Layout records

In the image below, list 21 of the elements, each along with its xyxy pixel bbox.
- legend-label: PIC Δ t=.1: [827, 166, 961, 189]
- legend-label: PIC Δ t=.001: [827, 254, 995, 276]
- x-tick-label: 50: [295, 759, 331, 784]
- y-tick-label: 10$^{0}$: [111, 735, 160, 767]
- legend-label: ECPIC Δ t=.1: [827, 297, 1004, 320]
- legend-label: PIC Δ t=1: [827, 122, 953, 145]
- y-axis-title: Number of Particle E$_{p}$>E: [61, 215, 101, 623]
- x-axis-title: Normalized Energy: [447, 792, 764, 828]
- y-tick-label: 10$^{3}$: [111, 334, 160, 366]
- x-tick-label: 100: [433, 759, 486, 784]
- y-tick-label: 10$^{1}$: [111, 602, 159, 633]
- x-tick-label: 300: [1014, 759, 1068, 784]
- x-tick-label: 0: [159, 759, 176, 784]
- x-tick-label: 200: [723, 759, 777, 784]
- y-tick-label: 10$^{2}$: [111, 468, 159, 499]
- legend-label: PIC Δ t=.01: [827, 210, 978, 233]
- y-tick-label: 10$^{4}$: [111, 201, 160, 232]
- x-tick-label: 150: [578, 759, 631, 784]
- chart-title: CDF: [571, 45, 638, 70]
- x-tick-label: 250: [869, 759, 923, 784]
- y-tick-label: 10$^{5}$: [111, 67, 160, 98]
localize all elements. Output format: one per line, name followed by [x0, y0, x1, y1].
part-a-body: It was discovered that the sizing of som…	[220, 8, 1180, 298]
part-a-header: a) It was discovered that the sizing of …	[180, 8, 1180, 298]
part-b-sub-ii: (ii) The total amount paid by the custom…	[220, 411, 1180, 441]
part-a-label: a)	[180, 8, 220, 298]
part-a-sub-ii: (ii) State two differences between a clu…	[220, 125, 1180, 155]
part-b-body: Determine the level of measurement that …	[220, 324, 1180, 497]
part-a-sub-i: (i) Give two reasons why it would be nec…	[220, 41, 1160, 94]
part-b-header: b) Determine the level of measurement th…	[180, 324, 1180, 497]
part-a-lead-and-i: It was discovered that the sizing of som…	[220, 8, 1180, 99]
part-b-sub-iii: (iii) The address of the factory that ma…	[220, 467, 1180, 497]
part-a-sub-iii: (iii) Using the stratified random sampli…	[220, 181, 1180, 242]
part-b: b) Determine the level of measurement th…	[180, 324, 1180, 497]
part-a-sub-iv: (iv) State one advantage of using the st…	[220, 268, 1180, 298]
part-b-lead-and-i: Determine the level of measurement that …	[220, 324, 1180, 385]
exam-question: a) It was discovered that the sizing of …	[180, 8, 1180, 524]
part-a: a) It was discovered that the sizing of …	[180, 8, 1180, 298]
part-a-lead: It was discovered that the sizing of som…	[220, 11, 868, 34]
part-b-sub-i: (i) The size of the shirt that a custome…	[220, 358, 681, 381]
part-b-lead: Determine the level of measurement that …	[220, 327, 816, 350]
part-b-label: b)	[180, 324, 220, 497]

PROBLEM TO SOLVE: Copy every line of the layout records above without changing anything.

WRITTEN ANSWER:
In the image below, list 21 of the elements, each along with its xyxy pixel bbox.
- legend-label: PIC Δ t=.1: [827, 166, 961, 189]
- legend-label: PIC Δ t=.001: [827, 254, 995, 276]
- x-tick-label: 50: [295, 759, 331, 784]
- y-tick-label: 10$^{0}$: [111, 735, 160, 767]
- legend-label: ECPIC Δ t=.1: [827, 297, 1004, 320]
- legend-label: PIC Δ t=1: [827, 122, 953, 145]
- y-axis-title: Number of Particle E$_{p}$>E: [61, 215, 101, 623]
- x-axis-title: Normalized Energy: [447, 792, 764, 828]
- y-tick-label: 10$^{3}$: [111, 334, 160, 366]
- x-tick-label: 100: [433, 759, 486, 784]
- y-tick-label: 10$^{1}$: [111, 602, 159, 633]
- x-tick-label: 300: [1014, 759, 1068, 784]
- x-tick-label: 0: [159, 759, 176, 784]
- x-tick-label: 200: [723, 759, 777, 784]
- y-tick-label: 10$^{2}$: [111, 468, 159, 499]
- legend-label: PIC Δ t=.01: [827, 210, 978, 233]
- y-tick-label: 10$^{4}$: [111, 201, 160, 232]
- x-tick-label: 150: [578, 759, 631, 784]
- chart-title: CDF: [571, 45, 638, 70]
- x-tick-label: 250: [869, 759, 923, 784]
- y-tick-label: 10$^{5}$: [111, 67, 160, 98]
localize all elements. Output format: one per line, name followed by [x0, y0, x1, y1].
part-a-body: It was discovered that the sizing of som…	[220, 8, 1180, 298]
part-a-header: a) It was discovered that the sizing of …	[180, 8, 1180, 298]
part-b-sub-ii: (ii) The total amount paid by the custom…	[220, 411, 1180, 441]
part-a-label: a)	[180, 8, 220, 298]
part-a-sub-ii: (ii) State two differences between a clu…	[220, 125, 1180, 155]
part-b-body: Determine the level of measurement that …	[220, 324, 1180, 497]
part-a-sub-i: (i) Give two reasons why it would be nec…	[220, 41, 1160, 94]
part-b-header: b) Determine the level of measurement th…	[180, 324, 1180, 497]
part-a-lead-and-i: It was discovered that the sizing of som…	[220, 8, 1180, 99]
part-b-sub-iii: (iii) The address of the factory that ma…	[220, 467, 1180, 497]
part-a-sub-iii: (iii) Using the stratified random sampli…	[220, 181, 1180, 242]
part-b: b) Determine the level of measurement th…	[180, 324, 1180, 497]
part-a-sub-iv: (iv) State one advantage of using the st…	[220, 268, 1180, 298]
part-b-lead-and-i: Determine the level of measurement that …	[220, 324, 1180, 385]
exam-question: a) It was discovered that the sizing of …	[180, 8, 1180, 524]
part-a: a) It was discovered that the sizing of …	[180, 8, 1180, 298]
part-a-lead: It was discovered that the sizing of som…	[220, 11, 868, 34]
part-b-sub-i: (i) The size of the shirt that a custome…	[220, 358, 681, 381]
part-b-lead: Determine the level of measurement that …	[220, 327, 816, 350]
part-b-label: b)	[180, 324, 220, 497]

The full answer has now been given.